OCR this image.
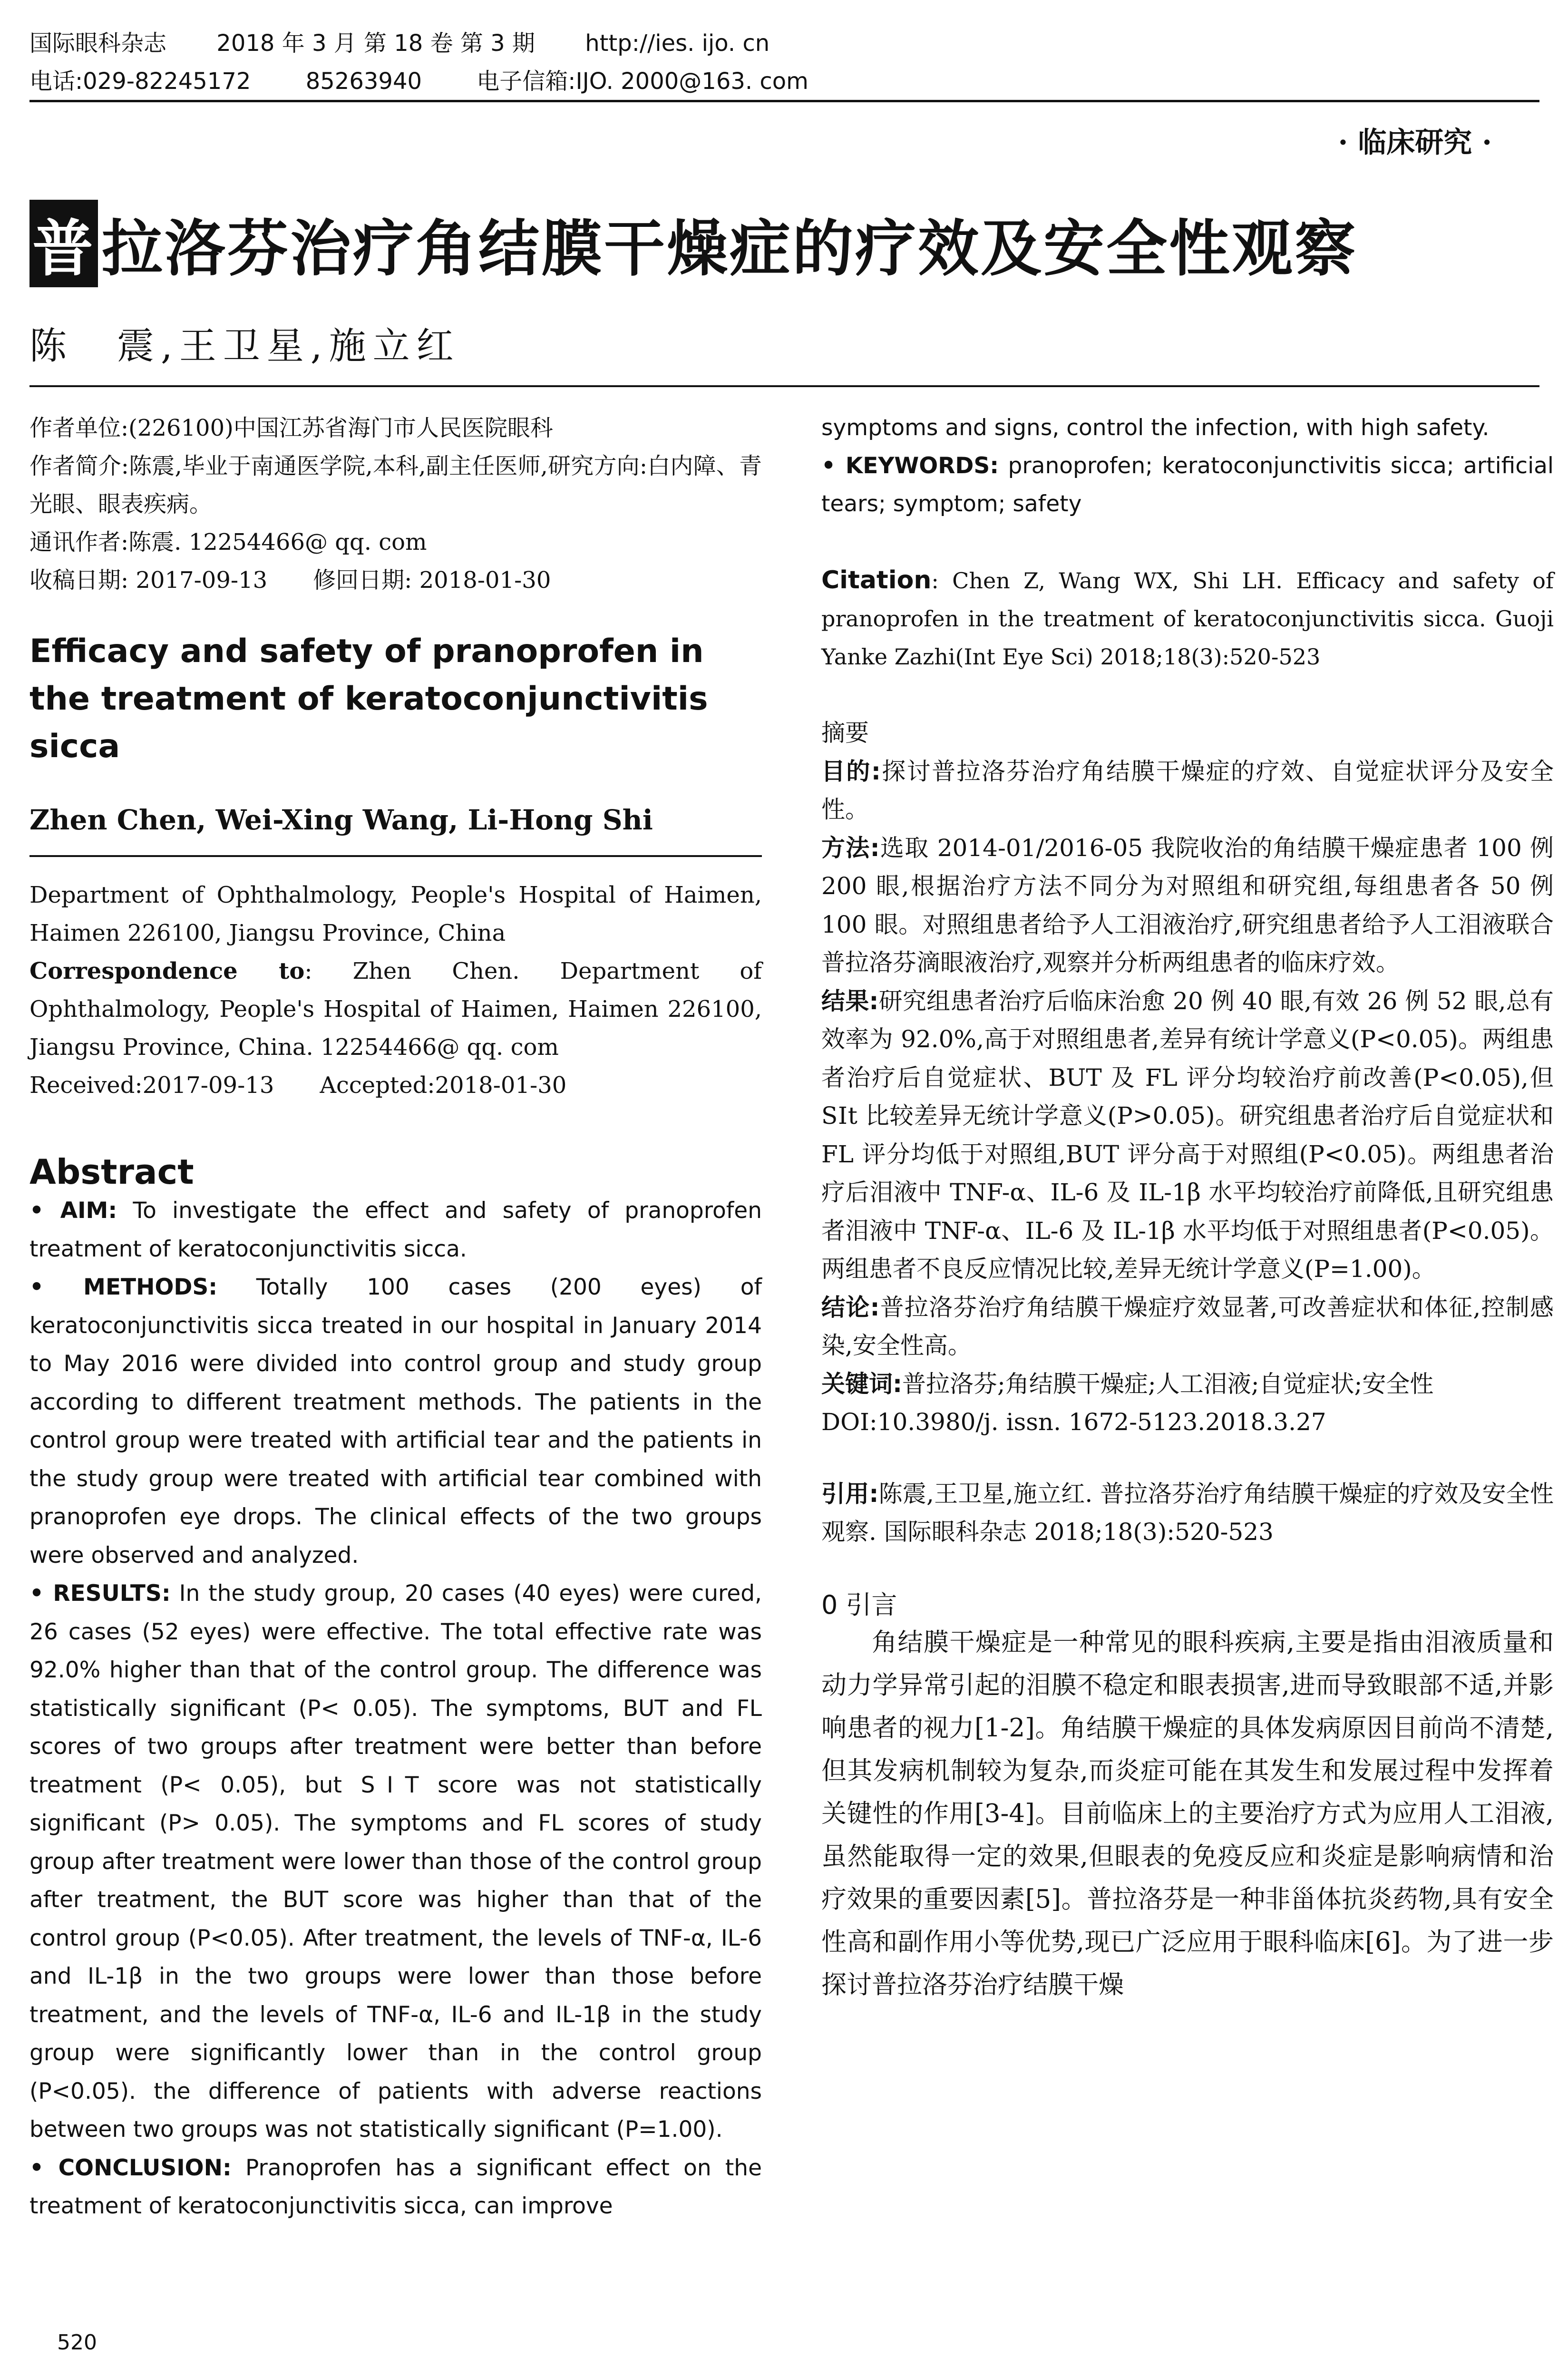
国际眼科杂志 2018 年 3 月 第 18 卷 第 3 期 http://ies. ijo. cn
电话:029-82245172 85263940 电子信箱:IJO. 2000@163. com
· 临床研究 ·
普 拉洛芬治疗角结膜干燥症的疗效及安全性观察
陈　震,王卫星,施立红

作者单位:(226100)中国江苏省海门市人民医院眼科

作者简介:陈震,毕业于南通医学院,本科,副主任医师,研究方向:白内障、青光眼、眼表疾病。

通讯作者:陈震. 12254466@ qq. com

收稿日期: 2017-09-13　　修回日期: 2018-01-30

Efficacy and safety of pranoprofen in the treatment of keratoconjunctivitis sicca
Zhen Chen, Wei-Xing Wang, Li-Hong Shi
Department of Ophthalmology, People's Hospital of Haimen, Haimen 226100, Jiangsu Province, China
Correspondence to: Zhen Chen. Department of Ophthalmology, People's Hospital of Haimen, Haimen 226100, Jiangsu Province, China. 12254466@ qq. com
Received:2017-09-13　　Accepted:2018-01-30
Abstract

• AIM: To investigate the effect and safety of pranoprofen treatment of keratoconjunctivitis sicca.

• METHODS: Totally 100 cases (200 eyes) of keratoconjunctivitis sicca treated in our hospital in January 2014 to May 2016 were divided into control group and study group according to different treatment methods. The patients in the control group were treated with artificial tear and the patients in the study group were treated with artificial tear combined with pranoprofen eye drops. The clinical effects of the two groups were observed and analyzed.

• RESULTS: In the study group, 20 cases (40 eyes) were cured, 26 cases (52 eyes) were effective. The total effective rate was 92.0% higher than that of the control group. The difference was statistically significant (P< 0.05). The symptoms, BUT and FL scores of two groups after treatment were better than before treatment (P< 0.05), but SⅠT score was not statistically significant (P> 0.05). The symptoms and FL scores of study group after treatment were lower than those of the control group after treatment, the BUT score was higher than that of the control group (P<0.05). After treatment, the levels of TNF-α, IL-6 and IL-1β in the two groups were lower than those before treatment, and the levels of TNF-α, IL-6 and IL-1β in the study group were significantly lower than in the control group (P<0.05). the difference of patients with adverse reactions between two groups was not statistically significant (P=1.00).

• CONCLUSION: Pranoprofen has a significant effect on the treatment of keratoconjunctivitis sicca, can improve

520

symptoms and signs, control the infection, with high safety.

• KEYWORDS: pranoprofen; keratoconjunctivitis sicca; artificial tears; symptom; safety

Citation: Chen Z, Wang WX, Shi LH. Efficacy and safety of pranoprofen in the treatment of keratoconjunctivitis sicca. Guoji Yanke Zazhi(Int Eye Sci) 2018;18(3):520-523

摘要

目的:探讨普拉洛芬治疗角结膜干燥症的疗效、自觉症状评分及安全性。

方法:选取 2014-01/2016-05 我院收治的角结膜干燥症患者 100 例 200 眼,根据治疗方法不同分为对照组和研究组,每组患者各 50 例 100 眼。对照组患者给予人工泪液治疗,研究组患者给予人工泪液联合普拉洛芬滴眼液治疗,观察并分析两组患者的临床疗效。

结果:研究组患者治疗后临床治愈 20 例 40 眼,有效 26 例 52 眼,总有效率为 92.0%,高于对照组患者,差异有统计学意义(P<0.05)。两组患者治疗后自觉症状、BUT 及 FL 评分均较治疗前改善(P<0.05),但 SⅠt 比较差异无统计学意义(P>0.05)。研究组患者治疗后自觉症状和 FL 评分均低于对照组,BUT 评分高于对照组(P<0.05)。两组患者治疗后泪液中 TNF-α、IL-6 及 IL-1β 水平均较治疗前降低,且研究组患者泪液中 TNF-α、IL-6 及 IL-1β 水平均低于对照组患者(P<0.05)。两组患者不良反应情况比较,差异无统计学意义(P=1.00)。

结论:普拉洛芬治疗角结膜干燥症疗效显著,可改善症状和体征,控制感染,安全性高。

关键词:普拉洛芬;角结膜干燥症;人工泪液;自觉症状;安全性

DOI:10.3980/j. issn. 1672-5123.2018.3.27

引用:陈震,王卫星,施立红. 普拉洛芬治疗角结膜干燥症的疗效及安全性观察. 国际眼科杂志 2018;18(3):520-523

0 引言
角结膜干燥症是一种常见的眼科疾病,主要是指由泪液质量和动力学异常引起的泪膜不稳定和眼表损害,进而导致眼部不适,并影响患者的视力[1-2]。角结膜干燥症的具体发病原因目前尚不清楚,但其发病机制较为复杂,而炎症可能在其发生和发展过程中发挥着关键性的作用[3-4]。目前临床上的主要治疗方式为应用人工泪液,虽然能取得一定的效果,但眼表的免疫反应和炎症是影响病情和治疗效果的重要因素[5]。普拉洛芬是一种非甾体抗炎药物,具有安全性高和副作用小等优势,现已广泛应用于眼科临床[6]。为了进一步探讨普拉洛芬治疗结膜干燥
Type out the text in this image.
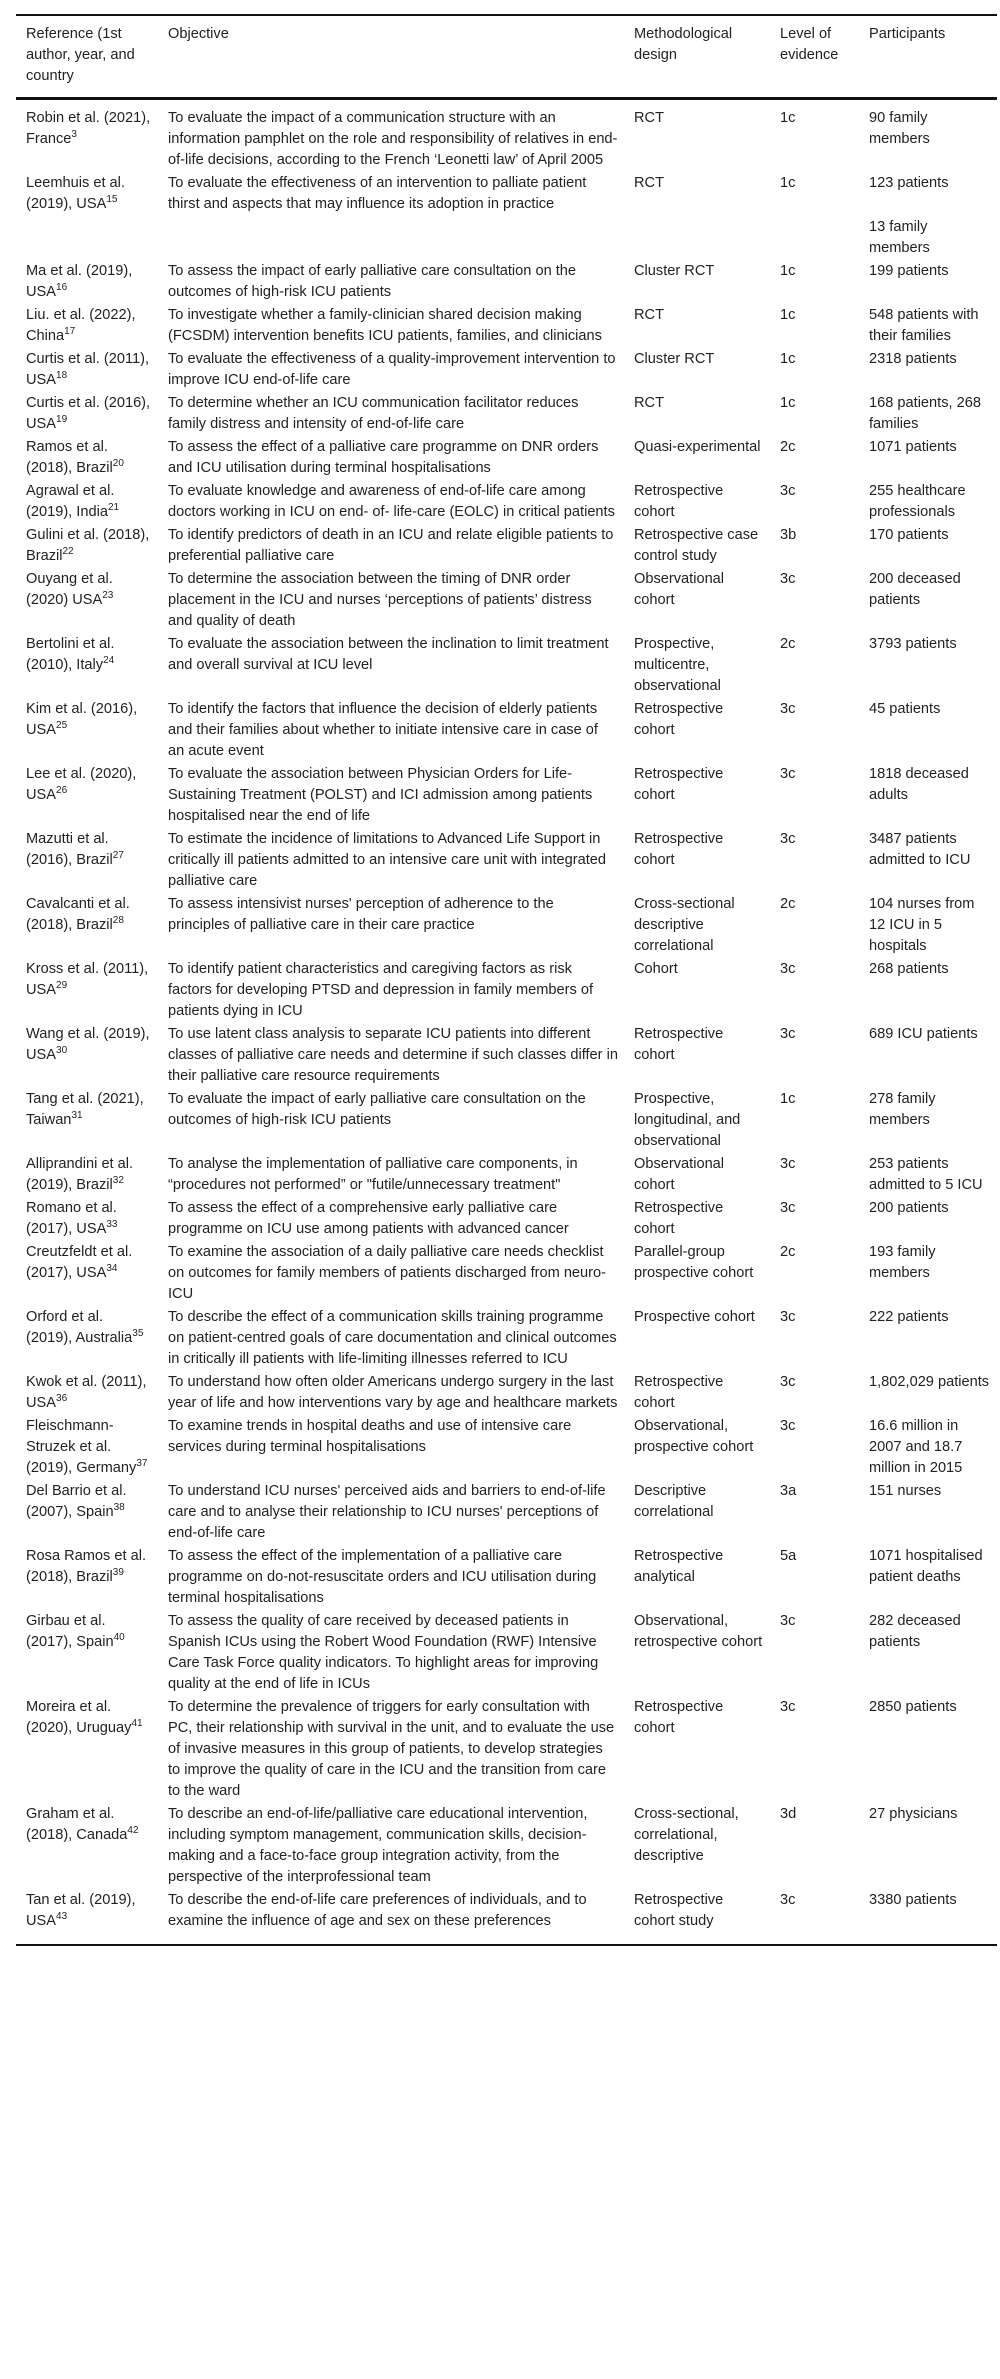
Reference (1st author, year, and country	Objective	Methodological design	Level of evidence	Participants
Robin et al. (2021), France$^3$	To evaluate the impact of a communication structure with an information pamphlet on the role and responsibility of relatives in end-of-life decisions, according to the French ‘Leonetti law’ of April 2005	RCT	1c	90 family members
Leemhuis et al. (2019), USA$^{15}$	To evaluate the effectiveness of an intervention to palliate patient thirst and aspects that may influence its adoption in practice	RCT	1c	123 patients
				13 family members
Ma et al. (2019), USA$^{16}$	To assess the impact of early palliative care consultation on the outcomes of high-risk ICU patients	Cluster RCT	1c	199 patients
Liu. et al. (2022), China$^{17}$	To investigate whether a family-clinician shared decision making (FCSDM) intervention benefits ICU patients, families, and clinicians	RCT	1c	548 patients with their families
Curtis et al. (2011), USA$^{18}$	To evaluate the effectiveness of a quality-improvement intervention to improve ICU end-of-life care	Cluster RCT	1c	2318 patients
Curtis et al. (2016), USA$^{19}$	To determine whether an ICU communication facilitator reduces family distress and intensity of end-of-life care	RCT	1c	168 patients, 268 families
Ramos et al. (2018), Brazil$^{20}$	To assess the effect of a palliative care programme on DNR orders and ICU utilisation during terminal hospitalisations	Quasi-experimental	2c	1071 patients
Agrawal et al. (2019), India$^{21}$	To evaluate knowledge and awareness of end-of-life care among doctors working in ICU on end- of- life-care (EOLC) in critical patients	Retrospective cohort	3c	255 healthcare professionals
Gulini et al. (2018), Brazil$^{22}$	To identify predictors of death in an ICU and relate eligible patients to preferential palliative care	Retrospective case control study	3b	170 patients
Ouyang et al. (2020) USA$^{23}$	To determine the association between the timing of DNR order placement in the ICU and nurses ‘perceptions of patients’ distress and quality of death	Observational cohort	3c	200 deceased patients
Bertolini et al. (2010), Italy$^{24}$	To evaluate the association between the inclination to limit treatment and overall survival at ICU level	Prospective, multicentre, observational	2c	3793 patients
Kim et al. (2016), USA$^{25}$	To identify the factors that influence the decision of elderly patients and their families about whether to initiate intensive care in case of an acute event	Retrospective cohort	3c	45 patients
Lee et al. (2020), USA$^{26}$	To evaluate the association between Physician Orders for Life-Sustaining Treatment (POLST) and ICI admission among patients hospitalised near the end of life	Retrospective cohort	3c	1818 deceased adults
Mazutti et al. (2016), Brazil$^{27}$	To estimate the incidence of limitations to Advanced Life Support in critically ill patients admitted to an intensive care unit with integrated palliative care	Retrospective cohort	3c	3487 patients admitted to ICU
Cavalcanti et al. (2018), Brazil$^{28}$	To assess intensivist nurses' perception of adherence to the principles of palliative care in their care practice	Cross-sectional descriptive correlational	2c	104 nurses from 12 ICU in 5 hospitals
Kross et al. (2011), USA$^{29}$	To identify patient characteristics and caregiving factors as risk factors for developing PTSD and depression in family members of patients dying in ICU	Cohort	3c	268 patients
Wang et al. (2019), USA$^{30}$	To use latent class analysis to separate ICU patients into different classes of palliative care needs and determine if such classes differ in their palliative care resource requirements	Retrospective cohort	3c	689 ICU patients
Tang et al. (2021), Taiwan$^{31}$	To evaluate the impact of early palliative care consultation on the outcomes of high-risk ICU patients	Prospective, longitudinal, and observational	1c	278 family members
Alliprandini et al. (2019), Brazil$^{32}$	To analyse the implementation of palliative care components, in “procedures not performed” or "futile/unnecessary treatment"	Observational cohort	3c	253 patients admitted to 5 ICU
Romano et al. (2017), USA$^{33}$	To assess the effect of a comprehensive early palliative care programme on ICU use among patients with advanced cancer	Retrospective cohort	3c	200 patients
Creutzfeldt et al. (2017), USA$^{34}$	To examine the association of a daily palliative care needs checklist on outcomes for family members of patients discharged from neuro-ICU	Parallel-group prospective cohort	2c	193 family members
Orford et al. (2019), Australia$^{35}$	To describe the effect of a communication skills training programme on patient-centred goals of care documentation and clinical outcomes in critically ill patients with life-limiting illnesses referred to ICU	Prospective cohort	3c	222 patients
Kwok et al. (2011), USA$^{36}$	To understand how often older Americans undergo surgery in the last year of life and how interventions vary by age and healthcare markets	Retrospective cohort	3c	1,802,029 patients
Fleischmann-Struzek et al. (2019), Germany$^{37}$	To examine trends in hospital deaths and use of intensive care services during terminal hospitalisations	Observational, prospective cohort	3c	16.6 million in 2007 and 18.7 million in 2015
Del Barrio et al. (2007), Spain$^{38}$	To understand ICU nurses' perceived aids and barriers to end-of-life care and to analyse their relationship to ICU nurses' perceptions of end-of-life care	Descriptive correlational	3a	151 nurses
Rosa Ramos et al. (2018), Brazil$^{39}$	To assess the effect of the implementation of a palliative care programme on do-not-resuscitate orders and ICU utilisation during terminal hospitalisations	Retrospective analytical	5a	1071 hospitalised patient deaths
Girbau et al. (2017), Spain$^{40}$	To assess the quality of care received by deceased patients in Spanish ICUs using the Robert Wood Foundation (RWF) Intensive Care Task Force quality indicators. To highlight areas for improving quality at the end of life in ICUs	Observational, retrospective cohort	3c	282 deceased patients
Moreira et al. (2020), Uruguay$^{41}$	To determine the prevalence of triggers for early consultation with PC, their relationship with survival in the unit, and to evaluate the use of invasive measures in this group of patients, to develop strategies to improve the quality of care in the ICU and the transition from care to the ward	Retrospective cohort	3c	2850 patients
Graham et al. (2018), Canada$^{42}$	To describe an end-of-life/palliative care educational intervention, including symptom management, communication skills, decision-making and a face-to-face group integration activity, from the perspective of the interprofessional team	Cross-sectional, correlational, descriptive	3d	27 physicians
Tan et al. (2019), USA$^{43}$	To describe the end-of-life care preferences of individuals, and to examine the influence of age and sex on these preferences	Retrospective cohort study	3c	3380 patients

* REQUIREMENT *
Copy every line of the material above in which the word "quality" appears.

* EXERCISE RESPONSE *
Curtis et al. (2011), USA$^{18}$	To evaluate the effectiveness of a quality-improvement intervention to improve ICU end-of-life care	Cluster RCT	1c	2318 patients
Ouyang et al. (2020) USA$^{23}$	To determine the association between the timing of DNR order placement in the ICU and nurses ‘perceptions of patients’ distress and quality of death	Observational cohort	3c	200 deceased patients
Girbau et al. (2017), Spain$^{40}$	To assess the quality of care received by deceased patients in Spanish ICUs using the Robert Wood Foundation (RWF) Intensive Care Task Force quality indicators. To highlight areas for improving quality at the end of life in ICUs	Observational, retrospective cohort	3c	282 deceased patients
Moreira et al. (2020), Uruguay$^{41}$	To determine the prevalence of triggers for early consultation with PC, their relationship with survival in the unit, and to evaluate the use of invasive measures in this group of patients, to develop strategies to improve the quality of care in the ICU and the transition from care to the ward	Retrospective cohort	3c	2850 patients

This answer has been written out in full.